Each record must be reproduced exactly as it is shown.

— START OF Input material —

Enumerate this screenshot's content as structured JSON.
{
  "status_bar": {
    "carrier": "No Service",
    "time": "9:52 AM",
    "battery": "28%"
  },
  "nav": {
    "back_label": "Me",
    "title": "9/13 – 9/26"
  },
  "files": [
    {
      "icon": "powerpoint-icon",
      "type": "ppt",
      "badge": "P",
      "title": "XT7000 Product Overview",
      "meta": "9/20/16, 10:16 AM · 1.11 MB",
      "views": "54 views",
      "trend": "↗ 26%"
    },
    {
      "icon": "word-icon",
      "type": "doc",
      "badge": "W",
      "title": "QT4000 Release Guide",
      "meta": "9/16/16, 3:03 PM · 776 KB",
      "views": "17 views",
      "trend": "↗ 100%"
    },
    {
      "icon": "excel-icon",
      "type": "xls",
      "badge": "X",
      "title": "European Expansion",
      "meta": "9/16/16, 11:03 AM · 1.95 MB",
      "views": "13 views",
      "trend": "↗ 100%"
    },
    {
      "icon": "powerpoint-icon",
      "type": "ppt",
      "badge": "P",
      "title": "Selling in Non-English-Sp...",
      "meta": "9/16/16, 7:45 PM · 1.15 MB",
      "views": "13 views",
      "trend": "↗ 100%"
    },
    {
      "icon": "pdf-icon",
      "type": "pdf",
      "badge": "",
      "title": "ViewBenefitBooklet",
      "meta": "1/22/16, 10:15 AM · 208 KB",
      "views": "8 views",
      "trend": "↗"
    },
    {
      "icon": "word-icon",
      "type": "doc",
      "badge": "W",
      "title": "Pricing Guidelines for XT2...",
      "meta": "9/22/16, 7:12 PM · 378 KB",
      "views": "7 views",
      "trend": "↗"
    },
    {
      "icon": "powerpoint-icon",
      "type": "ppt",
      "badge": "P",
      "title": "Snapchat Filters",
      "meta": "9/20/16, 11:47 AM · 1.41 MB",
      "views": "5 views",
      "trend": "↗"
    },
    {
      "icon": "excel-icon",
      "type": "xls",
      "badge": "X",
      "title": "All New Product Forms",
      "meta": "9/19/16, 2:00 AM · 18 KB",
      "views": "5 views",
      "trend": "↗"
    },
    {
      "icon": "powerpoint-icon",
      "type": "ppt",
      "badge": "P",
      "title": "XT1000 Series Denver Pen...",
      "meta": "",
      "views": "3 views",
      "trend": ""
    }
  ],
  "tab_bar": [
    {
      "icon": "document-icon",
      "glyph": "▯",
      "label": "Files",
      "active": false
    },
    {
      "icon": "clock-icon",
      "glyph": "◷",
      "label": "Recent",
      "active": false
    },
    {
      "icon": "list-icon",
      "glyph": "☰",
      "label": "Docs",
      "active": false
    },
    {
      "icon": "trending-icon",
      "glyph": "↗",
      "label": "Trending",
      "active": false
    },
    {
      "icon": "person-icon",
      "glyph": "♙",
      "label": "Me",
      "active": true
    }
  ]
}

— END OF Input material —

Written answer:
Enumerate this screenshot's content as structured JSON.
{
  "status_bar": {
    "carrier": "No Service",
    "time": "9:52 AM",
    "battery": "28%"
  },
  "nav": {
    "back_label": "Me",
    "title": "9/13 – 9/26"
  },
  "files": [
    {
      "icon": "powerpoint-icon",
      "type": "ppt",
      "badge": "P",
      "title": "XT7000 Product Overview",
      "meta": "9/20/16, 10:16 AM · 1.11 MB",
      "views": "54 views",
      "trend": "↗ 26%"
    },
    {
      "icon": "word-icon",
      "type": "doc",
      "badge": "W",
      "title": "QT4000 Release Guide",
      "meta": "9/16/16, 3:03 PM · 776 KB",
      "views": "17 views",
      "trend": "↗ 100%"
    },
    {
      "icon": "excel-icon",
      "type": "xls",
      "badge": "X",
      "title": "European Expansion",
      "meta": "9/16/16, 11:03 AM · 1.95 MB",
      "views": "13 views",
      "trend": "↗ 100%"
    },
    {
      "icon": "powerpoint-icon",
      "type": "ppt",
      "badge": "P",
      "title": "Selling in Non-English-Sp...",
      "meta": "9/16/16, 7:45 PM · 1.15 MB",
      "views": "13 views",
      "trend": "↗ 100%"
    },
    {
      "icon": "pdf-icon",
      "type": "pdf",
      "badge": "",
      "title": "ViewBenefitBooklet",
      "meta": "1/22/16, 10:15 AM · 208 KB",
      "views": "8 views",
      "trend": "↗"
    },
    {
      "icon": "word-icon",
      "type": "doc",
      "badge": "W",
      "title": "Pricing Guidelines for XT2...",
      "meta": "9/22/16, 7:12 PM · 378 KB",
      "views": "7 views",
      "trend": "↗"
    },
    {
      "icon": "powerpoint-icon",
      "type": "ppt",
      "badge": "P",
      "title": "Snapchat Filters",
      "meta": "9/20/16, 11:47 AM · 1.41 MB",
      "views": "5 views",
      "trend": "↗"
    },
    {
      "icon": "excel-icon",
      "type": "xls",
      "badge": "X",
      "title": "All New Product Forms",
      "meta": "9/19/16, 2:00 AM · 18 KB",
      "views": "5 views",
      "trend": "↗"
    },
    {
      "icon": "powerpoint-icon",
      "type": "ppt",
      "badge": "P",
      "title": "XT1000 Series Denver Pen...",
      "meta": "",
      "views": "3 views",
      "trend": ""
    }
  ],
  "tab_bar": [
    {
      "icon": "document-icon",
      "glyph": "▯",
      "label": "Files",
      "active": false
    },
    {
      "icon": "clock-icon",
      "glyph": "◷",
      "label": "Recent",
      "active": false
    },
    {
      "icon": "list-icon",
      "glyph": "☰",
      "label": "Docs",
      "active": false
    },
    {
      "icon": "trending-icon",
      "glyph": "↗",
      "label": "Trending",
      "active": false
    },
    {
      "icon": "person-icon",
      "glyph": "♙",
      "label": "Me",
      "active": true
    }
  ]
}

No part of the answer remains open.